» YOUR TASK
Write out each line of the material again, word for word.

» DATA
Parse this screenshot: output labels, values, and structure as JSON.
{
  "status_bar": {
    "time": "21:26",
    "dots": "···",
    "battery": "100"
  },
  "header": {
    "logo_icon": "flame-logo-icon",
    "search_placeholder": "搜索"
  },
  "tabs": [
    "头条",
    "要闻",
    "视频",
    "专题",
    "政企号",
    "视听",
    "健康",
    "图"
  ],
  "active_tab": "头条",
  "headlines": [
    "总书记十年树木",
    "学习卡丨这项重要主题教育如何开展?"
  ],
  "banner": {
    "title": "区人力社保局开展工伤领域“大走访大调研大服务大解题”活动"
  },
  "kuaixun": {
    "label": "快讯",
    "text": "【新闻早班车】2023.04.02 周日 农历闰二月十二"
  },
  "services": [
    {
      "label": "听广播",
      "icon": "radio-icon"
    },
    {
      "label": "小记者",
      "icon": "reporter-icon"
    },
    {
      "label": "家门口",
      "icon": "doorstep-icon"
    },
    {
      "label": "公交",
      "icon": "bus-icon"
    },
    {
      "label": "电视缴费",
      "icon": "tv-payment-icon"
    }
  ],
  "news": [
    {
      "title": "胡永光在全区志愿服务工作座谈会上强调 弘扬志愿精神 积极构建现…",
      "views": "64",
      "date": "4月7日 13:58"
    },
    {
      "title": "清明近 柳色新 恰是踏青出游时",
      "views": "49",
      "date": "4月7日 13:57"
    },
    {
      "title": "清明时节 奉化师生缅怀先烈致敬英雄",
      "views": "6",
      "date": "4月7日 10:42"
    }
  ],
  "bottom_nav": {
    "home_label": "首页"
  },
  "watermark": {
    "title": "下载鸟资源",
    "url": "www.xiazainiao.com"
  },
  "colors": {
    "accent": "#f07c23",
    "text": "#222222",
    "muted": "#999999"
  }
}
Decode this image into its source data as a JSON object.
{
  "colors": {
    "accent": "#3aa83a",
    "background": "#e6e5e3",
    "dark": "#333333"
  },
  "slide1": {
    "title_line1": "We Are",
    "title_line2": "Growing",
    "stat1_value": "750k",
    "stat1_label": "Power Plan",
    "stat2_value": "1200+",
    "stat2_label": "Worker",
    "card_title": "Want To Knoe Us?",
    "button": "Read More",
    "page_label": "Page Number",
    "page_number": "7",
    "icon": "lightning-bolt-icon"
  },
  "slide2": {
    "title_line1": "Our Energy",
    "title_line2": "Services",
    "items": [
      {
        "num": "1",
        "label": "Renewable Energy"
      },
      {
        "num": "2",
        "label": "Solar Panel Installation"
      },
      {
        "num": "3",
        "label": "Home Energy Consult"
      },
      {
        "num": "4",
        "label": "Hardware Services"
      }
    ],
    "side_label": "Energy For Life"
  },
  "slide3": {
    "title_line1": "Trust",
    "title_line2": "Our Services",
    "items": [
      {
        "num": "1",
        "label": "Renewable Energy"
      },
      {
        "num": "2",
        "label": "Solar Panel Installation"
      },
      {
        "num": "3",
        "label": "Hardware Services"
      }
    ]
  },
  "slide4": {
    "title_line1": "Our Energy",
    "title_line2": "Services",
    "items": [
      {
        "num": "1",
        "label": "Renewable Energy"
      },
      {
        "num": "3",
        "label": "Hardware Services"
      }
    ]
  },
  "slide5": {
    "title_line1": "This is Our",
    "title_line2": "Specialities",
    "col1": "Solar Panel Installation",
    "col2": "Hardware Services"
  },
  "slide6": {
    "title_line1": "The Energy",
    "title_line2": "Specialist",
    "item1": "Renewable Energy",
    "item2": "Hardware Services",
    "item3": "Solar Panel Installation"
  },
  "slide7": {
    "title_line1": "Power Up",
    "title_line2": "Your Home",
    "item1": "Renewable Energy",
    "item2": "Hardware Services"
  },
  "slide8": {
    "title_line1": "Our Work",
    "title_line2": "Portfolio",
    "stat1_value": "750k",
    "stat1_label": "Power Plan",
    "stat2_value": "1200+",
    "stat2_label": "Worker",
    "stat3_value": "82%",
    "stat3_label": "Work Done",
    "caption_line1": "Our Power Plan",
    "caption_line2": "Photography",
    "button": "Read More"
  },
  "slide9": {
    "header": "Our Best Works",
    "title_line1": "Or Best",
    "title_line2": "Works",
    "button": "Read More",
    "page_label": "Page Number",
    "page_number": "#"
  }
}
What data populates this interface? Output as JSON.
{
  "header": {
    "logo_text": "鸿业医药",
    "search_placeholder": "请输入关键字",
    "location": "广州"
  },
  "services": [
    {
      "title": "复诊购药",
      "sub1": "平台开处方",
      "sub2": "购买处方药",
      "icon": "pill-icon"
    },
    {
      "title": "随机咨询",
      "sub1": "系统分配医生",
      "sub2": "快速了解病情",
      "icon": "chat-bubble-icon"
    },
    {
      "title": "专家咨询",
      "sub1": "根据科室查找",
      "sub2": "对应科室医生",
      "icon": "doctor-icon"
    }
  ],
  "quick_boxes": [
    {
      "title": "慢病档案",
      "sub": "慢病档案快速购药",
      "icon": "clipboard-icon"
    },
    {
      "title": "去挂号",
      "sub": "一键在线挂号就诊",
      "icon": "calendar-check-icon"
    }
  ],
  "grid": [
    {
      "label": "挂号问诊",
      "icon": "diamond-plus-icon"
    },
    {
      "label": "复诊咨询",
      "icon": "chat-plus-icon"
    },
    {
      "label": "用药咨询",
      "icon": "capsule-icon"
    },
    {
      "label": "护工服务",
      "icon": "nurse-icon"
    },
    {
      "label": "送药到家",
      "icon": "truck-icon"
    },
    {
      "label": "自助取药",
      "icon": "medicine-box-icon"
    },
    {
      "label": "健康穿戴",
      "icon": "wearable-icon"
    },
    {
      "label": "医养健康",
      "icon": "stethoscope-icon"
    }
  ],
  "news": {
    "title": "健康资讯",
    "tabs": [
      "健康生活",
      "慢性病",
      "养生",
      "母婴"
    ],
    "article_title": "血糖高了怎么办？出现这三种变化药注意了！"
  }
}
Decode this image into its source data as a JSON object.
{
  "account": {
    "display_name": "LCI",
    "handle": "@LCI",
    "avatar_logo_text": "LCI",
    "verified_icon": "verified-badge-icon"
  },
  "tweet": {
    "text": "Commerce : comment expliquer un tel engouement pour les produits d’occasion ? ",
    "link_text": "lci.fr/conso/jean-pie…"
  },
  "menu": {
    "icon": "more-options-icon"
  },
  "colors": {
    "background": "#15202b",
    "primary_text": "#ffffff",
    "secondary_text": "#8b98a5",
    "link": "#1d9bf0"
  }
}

» RESPONSE FOR THIS EXERCISE
Parse this screenshot: output labels, values, and structure as JSON.
{
  "status_bar": {
    "time": "21:26",
    "dots": "···",
    "battery": "100"
  },
  "header": {
    "logo_icon": "flame-logo-icon",
    "search_placeholder": "搜索"
  },
  "tabs": [
    "头条",
    "要闻",
    "视频",
    "专题",
    "政企号",
    "视听",
    "健康",
    "图"
  ],
  "active_tab": "头条",
  "headlines": [
    "总书记十年树木",
    "学习卡丨这项重要主题教育如何开展?"
  ],
  "banner": {
    "title": "区人力社保局开展工伤领域“大走访大调研大服务大解题”活动"
  },
  "kuaixun": {
    "label": "快讯",
    "text": "【新闻早班车】2023.04.02 周日 农历闰二月十二"
  },
  "services": [
    {
      "label": "听广播",
      "icon": "radio-icon"
    },
    {
      "label": "小记者",
      "icon": "reporter-icon"
    },
    {
      "label": "家门口",
      "icon": "doorstep-icon"
    },
    {
      "label": "公交",
      "icon": "bus-icon"
    },
    {
      "label": "电视缴费",
      "icon": "tv-payment-icon"
    }
  ],
  "news": [
    {
      "title": "胡永光在全区志愿服务工作座谈会上强调 弘扬志愿精神 积极构建现…",
      "views": "64",
      "date": "4月7日 13:58"
    },
    {
      "title": "清明近 柳色新 恰是踏青出游时",
      "views": "49",
      "date": "4月7日 13:57"
    },
    {
      "title": "清明时节 奉化师生缅怀先烈致敬英雄",
      "views": "6",
      "date": "4月7日 10:42"
    }
  ],
  "bottom_nav": {
    "home_label": "首页"
  },
  "watermark": {
    "title": "下载鸟资源",
    "url": "www.xiazainiao.com"
  },
  "colors": {
    "accent": "#f07c23",
    "text": "#222222",
    "muted": "#999999"
  }
}
Decode this image into its source data as a JSON object.
{
  "colors": {
    "accent": "#3aa83a",
    "background": "#e6e5e3",
    "dark": "#333333"
  },
  "slide1": {
    "title_line1": "We Are",
    "title_line2": "Growing",
    "stat1_value": "750k",
    "stat1_label": "Power Plan",
    "stat2_value": "1200+",
    "stat2_label": "Worker",
    "card_title": "Want To Knoe Us?",
    "button": "Read More",
    "page_label": "Page Number",
    "page_number": "7",
    "icon": "lightning-bolt-icon"
  },
  "slide2": {
    "title_line1": "Our Energy",
    "title_line2": "Services",
    "items": [
      {
        "num": "1",
        "label": "Renewable Energy"
      },
      {
        "num": "2",
        "label": "Solar Panel Installation"
      },
      {
        "num": "3",
        "label": "Home Energy Consult"
      },
      {
        "num": "4",
        "label": "Hardware Services"
      }
    ],
    "side_label": "Energy For Life"
  },
  "slide3": {
    "title_line1": "Trust",
    "title_line2": "Our Services",
    "items": [
      {
        "num": "1",
        "label": "Renewable Energy"
      },
      {
        "num": "2",
        "label": "Solar Panel Installation"
      },
      {
        "num": "3",
        "label": "Hardware Services"
      }
    ]
  },
  "slide4": {
    "title_line1": "Our Energy",
    "title_line2": "Services",
    "items": [
      {
        "num": "1",
        "label": "Renewable Energy"
      },
      {
        "num": "3",
        "label": "Hardware Services"
      }
    ]
  },
  "slide5": {
    "title_line1": "This is Our",
    "title_line2": "Specialities",
    "col1": "Solar Panel Installation",
    "col2": "Hardware Services"
  },
  "slide6": {
    "title_line1": "The Energy",
    "title_line2": "Specialist",
    "item1": "Renewable Energy",
    "item2": "Hardware Services",
    "item3": "Solar Panel Installation"
  },
  "slide7": {
    "title_line1": "Power Up",
    "title_line2": "Your Home",
    "item1": "Renewable Energy",
    "item2": "Hardware Services"
  },
  "slide8": {
    "title_line1": "Our Work",
    "title_line2": "Portfolio",
    "stat1_value": "750k",
    "stat1_label": "Power Plan",
    "stat2_value": "1200+",
    "stat2_label": "Worker",
    "stat3_value": "82%",
    "stat3_label": "Work Done",
    "caption_line1": "Our Power Plan",
    "caption_line2": "Photography",
    "button": "Read More"
  },
  "slide9": {
    "header": "Our Best Works",
    "title_line1": "Or Best",
    "title_line2": "Works",
    "button": "Read More",
    "page_label": "Page Number",
    "page_number": "#"
  }
}
What data populates this interface? Output as JSON.
{
  "header": {
    "logo_text": "鸿业医药",
    "search_placeholder": "请输入关键字",
    "location": "广州"
  },
  "services": [
    {
      "title": "复诊购药",
      "sub1": "平台开处方",
      "sub2": "购买处方药",
      "icon": "pill-icon"
    },
    {
      "title": "随机咨询",
      "sub1": "系统分配医生",
      "sub2": "快速了解病情",
      "icon": "chat-bubble-icon"
    },
    {
      "title": "专家咨询",
      "sub1": "根据科室查找",
      "sub2": "对应科室医生",
      "icon": "doctor-icon"
    }
  ],
  "quick_boxes": [
    {
      "title": "慢病档案",
      "sub": "慢病档案快速购药",
      "icon": "clipboard-icon"
    },
    {
      "title": "去挂号",
      "sub": "一键在线挂号就诊",
      "icon": "calendar-check-icon"
    }
  ],
  "grid": [
    {
      "label": "挂号问诊",
      "icon": "diamond-plus-icon"
    },
    {
      "label": "复诊咨询",
      "icon": "chat-plus-icon"
    },
    {
      "label": "用药咨询",
      "icon": "capsule-icon"
    },
    {
      "label": "护工服务",
      "icon": "nurse-icon"
    },
    {
      "label": "送药到家",
      "icon": "truck-icon"
    },
    {
      "label": "自助取药",
      "icon": "medicine-box-icon"
    },
    {
      "label": "健康穿戴",
      "icon": "wearable-icon"
    },
    {
      "label": "医养健康",
      "icon": "stethoscope-icon"
    }
  ],
  "news": {
    "title": "健康资讯",
    "tabs": [
      "健康生活",
      "慢性病",
      "养生",
      "母婴"
    ],
    "article_title": "血糖高了怎么办？出现这三种变化药注意了！"
  }
}
Decode this image into its source data as a JSON object.
{
  "account": {
    "display_name": "LCI",
    "handle": "@LCI",
    "avatar_logo_text": "LCI",
    "verified_icon": "verified-badge-icon"
  },
  "tweet": {
    "text": "Commerce : comment expliquer un tel engouement pour les produits d’occasion ? ",
    "link_text": "lci.fr/conso/jean-pie…"
  },
  "menu": {
    "icon": "more-options-icon"
  },
  "colors": {
    "background": "#15202b",
    "primary_text": "#ffffff",
    "secondary_text": "#8b98a5",
    "link": "#1d9bf0"
  }
}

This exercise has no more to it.